## Problem statement
Gather each line in the entries that includes the string "Kaspa".

========

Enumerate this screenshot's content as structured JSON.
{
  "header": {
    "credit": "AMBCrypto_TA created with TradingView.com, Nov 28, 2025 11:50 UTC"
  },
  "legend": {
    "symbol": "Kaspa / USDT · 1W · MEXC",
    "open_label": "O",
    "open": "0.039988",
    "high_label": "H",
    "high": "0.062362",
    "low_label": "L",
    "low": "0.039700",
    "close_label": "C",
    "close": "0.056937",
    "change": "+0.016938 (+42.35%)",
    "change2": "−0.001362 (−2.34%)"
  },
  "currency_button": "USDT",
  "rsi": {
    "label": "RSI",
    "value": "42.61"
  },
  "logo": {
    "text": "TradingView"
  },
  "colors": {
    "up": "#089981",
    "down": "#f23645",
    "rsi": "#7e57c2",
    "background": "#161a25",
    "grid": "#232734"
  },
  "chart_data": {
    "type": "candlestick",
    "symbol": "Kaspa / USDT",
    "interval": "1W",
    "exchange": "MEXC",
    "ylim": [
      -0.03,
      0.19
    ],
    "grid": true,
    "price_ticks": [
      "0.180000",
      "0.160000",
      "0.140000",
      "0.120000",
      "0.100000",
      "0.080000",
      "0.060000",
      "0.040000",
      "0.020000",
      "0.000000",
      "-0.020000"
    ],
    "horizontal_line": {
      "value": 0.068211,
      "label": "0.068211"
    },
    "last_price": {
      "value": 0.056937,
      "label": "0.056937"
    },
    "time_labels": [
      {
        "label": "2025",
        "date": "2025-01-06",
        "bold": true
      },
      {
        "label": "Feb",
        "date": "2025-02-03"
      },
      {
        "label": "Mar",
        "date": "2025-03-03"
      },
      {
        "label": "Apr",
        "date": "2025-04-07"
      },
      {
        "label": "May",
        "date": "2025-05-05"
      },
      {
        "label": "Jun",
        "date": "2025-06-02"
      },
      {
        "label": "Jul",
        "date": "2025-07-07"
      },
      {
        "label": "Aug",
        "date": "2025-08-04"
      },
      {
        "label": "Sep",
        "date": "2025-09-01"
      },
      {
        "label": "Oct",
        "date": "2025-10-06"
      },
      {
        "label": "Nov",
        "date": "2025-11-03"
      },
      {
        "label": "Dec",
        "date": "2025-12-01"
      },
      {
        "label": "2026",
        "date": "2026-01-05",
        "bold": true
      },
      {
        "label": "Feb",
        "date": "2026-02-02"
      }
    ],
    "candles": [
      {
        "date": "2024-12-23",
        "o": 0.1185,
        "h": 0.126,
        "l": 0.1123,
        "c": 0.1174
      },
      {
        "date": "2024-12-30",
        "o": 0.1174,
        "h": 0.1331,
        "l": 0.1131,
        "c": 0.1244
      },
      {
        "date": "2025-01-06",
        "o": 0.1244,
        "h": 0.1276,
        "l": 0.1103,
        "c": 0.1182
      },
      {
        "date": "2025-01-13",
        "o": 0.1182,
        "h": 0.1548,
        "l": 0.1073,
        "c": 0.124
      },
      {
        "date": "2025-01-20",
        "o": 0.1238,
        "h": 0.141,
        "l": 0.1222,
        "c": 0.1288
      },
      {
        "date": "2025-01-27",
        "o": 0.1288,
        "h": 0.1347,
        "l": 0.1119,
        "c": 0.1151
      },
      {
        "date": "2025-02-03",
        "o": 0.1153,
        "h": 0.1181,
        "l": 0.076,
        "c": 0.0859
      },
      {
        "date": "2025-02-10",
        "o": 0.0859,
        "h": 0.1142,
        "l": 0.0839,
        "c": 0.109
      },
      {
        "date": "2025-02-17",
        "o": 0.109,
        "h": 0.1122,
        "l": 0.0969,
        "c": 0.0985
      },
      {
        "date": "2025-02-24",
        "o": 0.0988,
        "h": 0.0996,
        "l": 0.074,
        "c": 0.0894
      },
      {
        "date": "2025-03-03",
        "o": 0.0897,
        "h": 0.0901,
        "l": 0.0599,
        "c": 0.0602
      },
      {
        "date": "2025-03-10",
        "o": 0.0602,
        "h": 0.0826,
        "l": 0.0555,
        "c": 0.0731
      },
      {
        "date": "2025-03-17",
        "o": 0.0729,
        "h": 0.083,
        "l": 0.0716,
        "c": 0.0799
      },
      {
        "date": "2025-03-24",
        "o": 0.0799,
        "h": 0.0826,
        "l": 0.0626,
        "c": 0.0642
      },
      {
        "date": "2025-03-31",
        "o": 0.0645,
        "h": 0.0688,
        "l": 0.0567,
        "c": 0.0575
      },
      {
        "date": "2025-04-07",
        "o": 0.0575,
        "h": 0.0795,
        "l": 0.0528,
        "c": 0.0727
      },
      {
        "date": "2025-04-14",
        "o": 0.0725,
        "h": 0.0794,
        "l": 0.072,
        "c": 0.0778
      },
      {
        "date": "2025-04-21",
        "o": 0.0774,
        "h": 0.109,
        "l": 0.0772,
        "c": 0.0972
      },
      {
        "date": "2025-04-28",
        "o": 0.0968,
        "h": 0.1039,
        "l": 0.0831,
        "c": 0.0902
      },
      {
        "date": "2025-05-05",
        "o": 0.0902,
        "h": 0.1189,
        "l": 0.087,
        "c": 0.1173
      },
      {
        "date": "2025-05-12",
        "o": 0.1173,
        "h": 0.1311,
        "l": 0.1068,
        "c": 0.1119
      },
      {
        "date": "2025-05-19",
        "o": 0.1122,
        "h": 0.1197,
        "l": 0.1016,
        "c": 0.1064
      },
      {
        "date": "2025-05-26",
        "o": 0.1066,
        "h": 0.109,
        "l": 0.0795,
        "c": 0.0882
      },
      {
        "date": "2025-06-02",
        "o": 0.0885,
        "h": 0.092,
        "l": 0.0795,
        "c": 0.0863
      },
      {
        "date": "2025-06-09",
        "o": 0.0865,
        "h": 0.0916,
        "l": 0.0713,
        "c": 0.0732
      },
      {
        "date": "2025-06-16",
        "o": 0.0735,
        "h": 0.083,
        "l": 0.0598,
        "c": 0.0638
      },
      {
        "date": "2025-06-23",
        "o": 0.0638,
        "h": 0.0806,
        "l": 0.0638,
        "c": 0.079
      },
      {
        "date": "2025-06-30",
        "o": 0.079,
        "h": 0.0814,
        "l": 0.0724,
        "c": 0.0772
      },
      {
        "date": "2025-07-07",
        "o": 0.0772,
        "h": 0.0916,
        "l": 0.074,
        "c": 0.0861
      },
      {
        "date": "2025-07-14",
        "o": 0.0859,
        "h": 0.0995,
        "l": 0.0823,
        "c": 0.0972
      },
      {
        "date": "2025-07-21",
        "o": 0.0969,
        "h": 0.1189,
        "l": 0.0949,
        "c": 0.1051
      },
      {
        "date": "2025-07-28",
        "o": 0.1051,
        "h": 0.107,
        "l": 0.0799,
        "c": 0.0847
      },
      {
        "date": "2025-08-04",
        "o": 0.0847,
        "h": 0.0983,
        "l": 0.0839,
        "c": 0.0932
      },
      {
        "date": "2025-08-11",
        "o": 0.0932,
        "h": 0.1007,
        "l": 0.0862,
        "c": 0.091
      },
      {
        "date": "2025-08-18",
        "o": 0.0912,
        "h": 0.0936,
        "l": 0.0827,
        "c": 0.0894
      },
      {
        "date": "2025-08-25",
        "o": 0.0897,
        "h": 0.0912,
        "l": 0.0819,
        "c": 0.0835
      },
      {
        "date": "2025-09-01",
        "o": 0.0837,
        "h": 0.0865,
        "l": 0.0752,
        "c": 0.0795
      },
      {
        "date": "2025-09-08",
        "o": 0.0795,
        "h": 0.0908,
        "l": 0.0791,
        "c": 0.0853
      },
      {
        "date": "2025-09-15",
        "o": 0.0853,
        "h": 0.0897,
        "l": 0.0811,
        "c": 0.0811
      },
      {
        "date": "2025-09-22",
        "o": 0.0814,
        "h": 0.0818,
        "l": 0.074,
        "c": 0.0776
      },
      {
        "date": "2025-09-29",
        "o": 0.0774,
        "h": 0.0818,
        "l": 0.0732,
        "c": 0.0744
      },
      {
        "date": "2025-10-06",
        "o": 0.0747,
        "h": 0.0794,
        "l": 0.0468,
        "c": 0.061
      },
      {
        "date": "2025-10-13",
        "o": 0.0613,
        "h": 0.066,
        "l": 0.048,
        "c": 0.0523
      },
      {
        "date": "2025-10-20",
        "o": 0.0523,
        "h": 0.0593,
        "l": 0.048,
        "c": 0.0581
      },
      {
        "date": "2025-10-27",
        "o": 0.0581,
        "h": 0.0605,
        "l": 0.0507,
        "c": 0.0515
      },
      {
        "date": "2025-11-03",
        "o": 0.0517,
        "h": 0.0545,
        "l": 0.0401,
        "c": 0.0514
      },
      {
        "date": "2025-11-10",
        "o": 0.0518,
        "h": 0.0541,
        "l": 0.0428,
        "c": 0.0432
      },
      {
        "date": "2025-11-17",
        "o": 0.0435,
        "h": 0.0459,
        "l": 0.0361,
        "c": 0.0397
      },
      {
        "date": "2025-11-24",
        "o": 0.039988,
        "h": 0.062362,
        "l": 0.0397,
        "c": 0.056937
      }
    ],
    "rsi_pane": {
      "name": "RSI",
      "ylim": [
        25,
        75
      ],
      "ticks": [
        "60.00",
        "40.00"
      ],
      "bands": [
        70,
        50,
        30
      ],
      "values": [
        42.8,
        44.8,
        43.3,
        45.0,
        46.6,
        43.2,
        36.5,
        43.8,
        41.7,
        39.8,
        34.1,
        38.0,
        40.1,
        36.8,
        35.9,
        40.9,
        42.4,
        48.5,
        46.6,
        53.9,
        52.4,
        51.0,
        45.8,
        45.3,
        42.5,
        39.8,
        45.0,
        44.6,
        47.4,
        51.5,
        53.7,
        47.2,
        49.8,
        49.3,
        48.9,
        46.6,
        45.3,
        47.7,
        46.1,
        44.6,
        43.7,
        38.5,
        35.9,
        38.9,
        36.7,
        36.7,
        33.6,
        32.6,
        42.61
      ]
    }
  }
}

========

## Solution to this problem
    "symbol": "Kaspa / USDT · 1W · MEXC",
    "symbol": "Kaspa / USDT",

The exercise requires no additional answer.